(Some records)
══════════

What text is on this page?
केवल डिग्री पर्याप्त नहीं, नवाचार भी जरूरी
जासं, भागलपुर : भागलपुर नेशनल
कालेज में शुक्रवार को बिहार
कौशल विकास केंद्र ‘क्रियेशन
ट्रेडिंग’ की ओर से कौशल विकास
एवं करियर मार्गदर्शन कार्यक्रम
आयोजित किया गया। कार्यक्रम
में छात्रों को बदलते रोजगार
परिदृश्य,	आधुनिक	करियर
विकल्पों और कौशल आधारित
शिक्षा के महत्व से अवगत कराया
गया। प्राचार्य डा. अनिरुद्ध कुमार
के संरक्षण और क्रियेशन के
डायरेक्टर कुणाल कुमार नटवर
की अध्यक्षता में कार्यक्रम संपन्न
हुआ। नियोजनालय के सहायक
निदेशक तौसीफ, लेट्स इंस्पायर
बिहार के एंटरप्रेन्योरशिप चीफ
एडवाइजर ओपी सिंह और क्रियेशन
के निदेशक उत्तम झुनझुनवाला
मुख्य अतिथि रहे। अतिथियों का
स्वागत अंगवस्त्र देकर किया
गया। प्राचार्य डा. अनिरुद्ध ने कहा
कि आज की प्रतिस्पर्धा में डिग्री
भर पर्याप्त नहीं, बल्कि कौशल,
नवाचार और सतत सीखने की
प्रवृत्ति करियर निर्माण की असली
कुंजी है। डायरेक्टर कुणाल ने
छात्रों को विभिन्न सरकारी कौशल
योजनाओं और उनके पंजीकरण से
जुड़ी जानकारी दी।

══════════

● TASK OBJECTIVE:
Give every line of the material again, exactly as it reads.

● OUTPUT BELOW:
What text is on this page?
केवल डिग्री पर्याप्त नहीं, नवाचार भी जरूरी
जासं, भागलपुर : भागलपुर नेशनल
कालेज में शुक्रवार को बिहार
कौशल विकास केंद्र ‘क्रियेशन
ट्रेडिंग’ की ओर से कौशल विकास
एवं करियर मार्गदर्शन कार्यक्रम
आयोजित किया गया। कार्यक्रम
में छात्रों को बदलते रोजगार
परिदृश्य,	आधुनिक	करियर
विकल्पों और कौशल आधारित
शिक्षा के महत्व से अवगत कराया
गया। प्राचार्य डा. अनिरुद्ध कुमार
के संरक्षण और क्रियेशन के
डायरेक्टर कुणाल कुमार नटवर
की अध्यक्षता में कार्यक्रम संपन्न
हुआ। नियोजनालय के सहायक
निदेशक तौसीफ, लेट्स इंस्पायर
बिहार के एंटरप्रेन्योरशिप चीफ
एडवाइजर ओपी सिंह और क्रियेशन
के निदेशक उत्तम झुनझुनवाला
मुख्य अतिथि रहे। अतिथियों का
स्वागत अंगवस्त्र देकर किया
गया। प्राचार्य डा. अनिरुद्ध ने कहा
कि आज की प्रतिस्पर्धा में डिग्री
भर पर्याप्त नहीं, बल्कि कौशल,
नवाचार और सतत सीखने की
प्रवृत्ति करियर निर्माण की असली
कुंजी है। डायरेक्टर कुणाल ने
छात्रों को विभिन्न सरकारी कौशल
योजनाओं और उनके पंजीकरण से
जुड़ी जानकारी दी।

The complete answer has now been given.